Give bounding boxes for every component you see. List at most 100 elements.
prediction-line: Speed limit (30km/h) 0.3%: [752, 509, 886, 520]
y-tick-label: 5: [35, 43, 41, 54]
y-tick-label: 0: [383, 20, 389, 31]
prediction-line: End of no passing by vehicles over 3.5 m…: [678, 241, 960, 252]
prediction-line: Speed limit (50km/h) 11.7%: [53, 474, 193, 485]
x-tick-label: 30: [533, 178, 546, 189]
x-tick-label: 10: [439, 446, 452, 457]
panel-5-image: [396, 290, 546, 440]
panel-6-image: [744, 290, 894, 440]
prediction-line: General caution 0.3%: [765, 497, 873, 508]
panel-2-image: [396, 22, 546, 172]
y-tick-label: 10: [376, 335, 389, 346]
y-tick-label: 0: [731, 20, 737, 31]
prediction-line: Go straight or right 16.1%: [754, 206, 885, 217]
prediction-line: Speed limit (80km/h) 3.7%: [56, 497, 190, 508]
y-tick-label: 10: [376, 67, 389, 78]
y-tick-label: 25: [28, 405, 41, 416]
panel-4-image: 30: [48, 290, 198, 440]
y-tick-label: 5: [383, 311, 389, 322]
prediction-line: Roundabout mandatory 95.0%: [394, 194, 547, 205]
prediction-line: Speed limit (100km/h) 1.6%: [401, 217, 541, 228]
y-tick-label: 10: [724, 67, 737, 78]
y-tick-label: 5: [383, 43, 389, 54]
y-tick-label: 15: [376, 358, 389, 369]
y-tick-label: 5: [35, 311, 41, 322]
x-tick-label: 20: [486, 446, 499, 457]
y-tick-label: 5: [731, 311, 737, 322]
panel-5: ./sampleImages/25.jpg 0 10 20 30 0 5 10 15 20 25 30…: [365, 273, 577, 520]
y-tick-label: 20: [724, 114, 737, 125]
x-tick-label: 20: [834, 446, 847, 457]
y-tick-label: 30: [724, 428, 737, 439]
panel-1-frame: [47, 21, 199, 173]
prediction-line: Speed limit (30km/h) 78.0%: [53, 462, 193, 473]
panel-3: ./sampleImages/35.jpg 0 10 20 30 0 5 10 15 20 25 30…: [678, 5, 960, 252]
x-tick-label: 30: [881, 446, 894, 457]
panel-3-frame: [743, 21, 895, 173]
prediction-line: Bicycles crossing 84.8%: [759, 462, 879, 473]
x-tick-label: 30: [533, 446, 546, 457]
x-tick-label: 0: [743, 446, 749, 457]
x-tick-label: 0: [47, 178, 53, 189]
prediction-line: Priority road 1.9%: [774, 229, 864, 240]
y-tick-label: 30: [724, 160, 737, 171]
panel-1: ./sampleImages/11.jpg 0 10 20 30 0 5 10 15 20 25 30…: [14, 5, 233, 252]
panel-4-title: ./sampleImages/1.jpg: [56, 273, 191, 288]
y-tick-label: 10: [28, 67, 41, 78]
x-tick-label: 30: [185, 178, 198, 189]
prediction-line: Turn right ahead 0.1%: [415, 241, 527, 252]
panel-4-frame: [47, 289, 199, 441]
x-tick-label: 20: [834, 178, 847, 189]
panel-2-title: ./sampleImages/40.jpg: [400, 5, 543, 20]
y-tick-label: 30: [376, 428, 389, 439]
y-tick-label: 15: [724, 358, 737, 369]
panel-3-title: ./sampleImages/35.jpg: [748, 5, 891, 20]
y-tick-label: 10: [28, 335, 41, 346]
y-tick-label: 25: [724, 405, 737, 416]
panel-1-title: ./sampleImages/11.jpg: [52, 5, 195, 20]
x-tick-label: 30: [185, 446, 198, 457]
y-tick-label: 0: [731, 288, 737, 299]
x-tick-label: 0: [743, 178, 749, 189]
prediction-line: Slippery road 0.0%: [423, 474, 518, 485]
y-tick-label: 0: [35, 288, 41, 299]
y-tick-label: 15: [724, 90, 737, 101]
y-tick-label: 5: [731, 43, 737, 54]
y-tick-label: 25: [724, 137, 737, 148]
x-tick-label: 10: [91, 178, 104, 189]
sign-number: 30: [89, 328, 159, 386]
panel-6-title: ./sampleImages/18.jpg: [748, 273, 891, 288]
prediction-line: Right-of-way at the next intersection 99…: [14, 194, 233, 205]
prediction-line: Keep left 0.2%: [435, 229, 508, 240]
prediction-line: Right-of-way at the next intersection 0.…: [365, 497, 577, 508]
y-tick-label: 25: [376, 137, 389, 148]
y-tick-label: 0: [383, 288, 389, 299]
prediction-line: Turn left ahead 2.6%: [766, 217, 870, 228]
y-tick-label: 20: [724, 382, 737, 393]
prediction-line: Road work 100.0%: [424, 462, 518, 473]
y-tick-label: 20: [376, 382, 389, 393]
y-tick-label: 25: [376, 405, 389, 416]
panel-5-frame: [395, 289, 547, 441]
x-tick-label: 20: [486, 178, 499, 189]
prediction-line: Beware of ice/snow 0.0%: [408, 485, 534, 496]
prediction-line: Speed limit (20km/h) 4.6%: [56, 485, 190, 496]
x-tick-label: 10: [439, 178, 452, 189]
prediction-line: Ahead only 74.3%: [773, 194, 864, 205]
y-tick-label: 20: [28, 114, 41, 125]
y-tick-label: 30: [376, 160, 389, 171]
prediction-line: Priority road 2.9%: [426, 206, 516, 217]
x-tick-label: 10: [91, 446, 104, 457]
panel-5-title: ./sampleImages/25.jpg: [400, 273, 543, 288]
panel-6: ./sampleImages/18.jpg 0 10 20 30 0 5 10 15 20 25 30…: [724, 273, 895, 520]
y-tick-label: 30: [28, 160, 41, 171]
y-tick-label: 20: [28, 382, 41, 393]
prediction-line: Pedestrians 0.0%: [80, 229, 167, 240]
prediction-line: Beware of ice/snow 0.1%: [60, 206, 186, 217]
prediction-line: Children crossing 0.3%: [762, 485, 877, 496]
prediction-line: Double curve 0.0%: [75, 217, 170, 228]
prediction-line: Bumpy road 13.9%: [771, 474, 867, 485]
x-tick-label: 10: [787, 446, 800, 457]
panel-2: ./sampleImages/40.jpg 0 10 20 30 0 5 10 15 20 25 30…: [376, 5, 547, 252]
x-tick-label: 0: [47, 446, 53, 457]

───

EXERCISE TASK:
Put every line of the records above into a JSON list of strings, one string per line, omitting any blank lines.

FULL SOLUTION:
[
  "Give bounding boxes for every component you see. List at most 100 elements.",
  "prediction-line: Speed limit (30km/h) 0.3%: [752, 509, 886, 520]",
  "y-tick-label: 5: [35, 43, 41, 54]",
  "y-tick-label: 0: [383, 20, 389, 31]",
  "prediction-line: End of no passing by vehicles over 3.5 m…: [678, 241, 960, 252]",
  "prediction-line: Speed limit (50km/h) 11.7%: [53, 474, 193, 485]",
  "x-tick-label: 30: [533, 178, 546, 189]",
  "x-tick-label: 10: [439, 446, 452, 457]",
  "panel-5-image: [396, 290, 546, 440]",
  "panel-6-image: [744, 290, 894, 440]",
  "prediction-line: General caution 0.3%: [765, 497, 873, 508]",
  "panel-2-image: [396, 22, 546, 172]",
  "y-tick-label: 10: [376, 335, 389, 346]",
  "y-tick-label: 0: [731, 20, 737, 31]",
  "prediction-line: Go straight or right 16.1%: [754, 206, 885, 217]",
  "prediction-line: Speed limit (80km/h) 3.7%: [56, 497, 190, 508]",
  "y-tick-label: 10: [376, 67, 389, 78]",
  "y-tick-label: 25: [28, 405, 41, 416]",
  "panel-4-image: 30: [48, 290, 198, 440]",
  "y-tick-label: 5: [383, 311, 389, 322]",
  "prediction-line: Roundabout mandatory 95.0%: [394, 194, 547, 205]",
  "prediction-line: Speed limit (100km/h) 1.6%: [401, 217, 541, 228]",
  "y-tick-label: 10: [724, 67, 737, 78]",
  "y-tick-label: 5: [383, 43, 389, 54]",
  "y-tick-label: 15: [376, 358, 389, 369]",
  "y-tick-label: 5: [35, 311, 41, 322]",
  "x-tick-label: 20: [486, 446, 499, 457]",
  "y-tick-label: 5: [731, 311, 737, 322]",
  "panel-5: ./sampleImages/25.jpg 0 10 20 30 0 5 10 15 20 25 30…: [365, 273, 577, 520]",
  "y-tick-label: 20: [724, 114, 737, 125]",
  "x-tick-label: 20: [834, 446, 847, 457]",
  "y-tick-label: 30: [724, 428, 737, 439]",
  "panel-1-frame: [47, 21, 199, 173]",
  "prediction-line: Speed limit (30km/h) 78.0%: [53, 462, 193, 473]",
  "panel-3: ./sampleImages/35.jpg 0 10 20 30 0 5 10 15 20 25 30…: [678, 5, 960, 252]",
  "x-tick-label: 30: [881, 446, 894, 457]",
  "panel-3-frame: [743, 21, 895, 173]",
  "prediction-line: Bicycles crossing 84.8%: [759, 462, 879, 473]",
  "x-tick-label: 30: [533, 446, 546, 457]",
  "x-tick-label: 0: [743, 446, 749, 457]",
  "x-tick-label: 0: [47, 178, 53, 189]",
  "prediction-line: Priority road 1.9%: [774, 229, 864, 240]",
  "y-tick-label: 30: [724, 160, 737, 171]",
  "panel-1: ./sampleImages/11.jpg 0 10 20 30 0 5 10 15 20 25 30…: [14, 5, 233, 252]",
  "panel-4-title: ./sampleImages/1.jpg: [56, 273, 191, 288]",
  "y-tick-label: 10: [28, 67, 41, 78]",
  "x-tick-label: 30: [185, 178, 198, 189]",
  "prediction-line: Turn right ahead 0.1%: [415, 241, 527, 252]",
  "panel-4-frame: [47, 289, 199, 441]",
  "x-tick-label: 20: [834, 178, 847, 189]",
  "panel-2-title: ./sampleImages/40.jpg: [400, 5, 543, 20]",
  "y-tick-label: 30: [376, 428, 389, 439]",
  "y-tick-label: 15: [724, 358, 737, 369]",
  "panel-3-title: ./sampleImages/35.jpg: [748, 5, 891, 20]",
  "y-tick-label: 10: [28, 335, 41, 346]",
  "y-tick-label: 25: [724, 405, 737, 416]",
  "panel-1-title: ./sampleImages/11.jpg: [52, 5, 195, 20]",
  "x-tick-label: 30: [185, 446, 198, 457]",
  "y-tick-label: 0: [731, 288, 737, 299]",
  "x-tick-label: 0: [743, 178, 749, 189]",
  "prediction-line: Slippery road 0.0%: [423, 474, 518, 485]",
  "y-tick-label: 0: [35, 288, 41, 299]",
  "y-tick-label: 15: [724, 90, 737, 101]",
  "y-tick-label: 5: [731, 43, 737, 54]",
  "y-tick-label: 25: [724, 137, 737, 148]",
  "x-tick-label: 10: [91, 178, 104, 189]",
  "sign-number: 30: [89, 328, 159, 386]",
  "panel-6-title: ./sampleImages/18.jpg: [748, 273, 891, 288]",
  "prediction-line: Right-of-way at the next intersection 99…: [14, 194, 233, 205]",
  "prediction-line: Keep left 0.2%: [435, 229, 508, 240]",
  "prediction-line: Right-of-way at the next intersection 0.…: [365, 497, 577, 508]",
  "y-tick-label: 25: [376, 137, 389, 148]",
  "y-tick-label: 0: [383, 288, 389, 299]",
  "prediction-line: Turn left ahead 2.6%: [766, 217, 870, 228]",
  "y-tick-label: 20: [724, 382, 737, 393]",
  "prediction-line: Road work 100.0%: [424, 462, 518, 473]",
  "y-tick-label: 20: [376, 382, 389, 393]",
  "y-tick-label: 25: [376, 405, 389, 416]",
  "panel-5-frame: [395, 289, 547, 441]",
  "x-tick-label: 20: [486, 178, 499, 189]",
  "prediction-line: Beware of ice/snow 0.0%: [408, 485, 534, 496]",
  "prediction-line: Speed limit (20km/h) 4.6%: [56, 485, 190, 496]",
  "x-tick-label: 10: [439, 178, 452, 189]",
  "prediction-line: Ahead only 74.3%: [773, 194, 864, 205]",
  "y-tick-label: 20: [28, 114, 41, 125]",
  "y-tick-label: 30: [376, 160, 389, 171]",
  "prediction-line: Priority road 2.9%: [426, 206, 516, 217]",
  "x-tick-label: 10: [91, 446, 104, 457]",
  "panel-5-title: ./sampleImages/25.jpg: [400, 273, 543, 288]",
  "panel-6: ./sampleImages/18.jpg 0 10 20 30 0 5 10 15 20 25 30…: [724, 273, 895, 520]",
  "y-tick-label: 30: [28, 160, 41, 171]",
  "y-tick-label: 20: [28, 382, 41, 393]",
  "prediction-line: Pedestrians 0.0%: [80, 229, 167, 240]",
  "prediction-line: Beware of ice/snow 0.1%: [60, 206, 186, 217]",
  "prediction-line: Children crossing 0.3%: [762, 485, 877, 496]",
  "prediction-line: Double curve 0.0%: [75, 217, 170, 228]",
  "prediction-line: Bumpy road 13.9%: [771, 474, 867, 485]",
  "x-tick-label: 10: [787, 446, 800, 457]",
  "panel-2: ./sampleImages/40.jpg 0 10 20 30 0 5 10 15 20 25 30…: [376, 5, 547, 252]",
  "x-tick-label: 0: [47, 446, 53, 457]"
]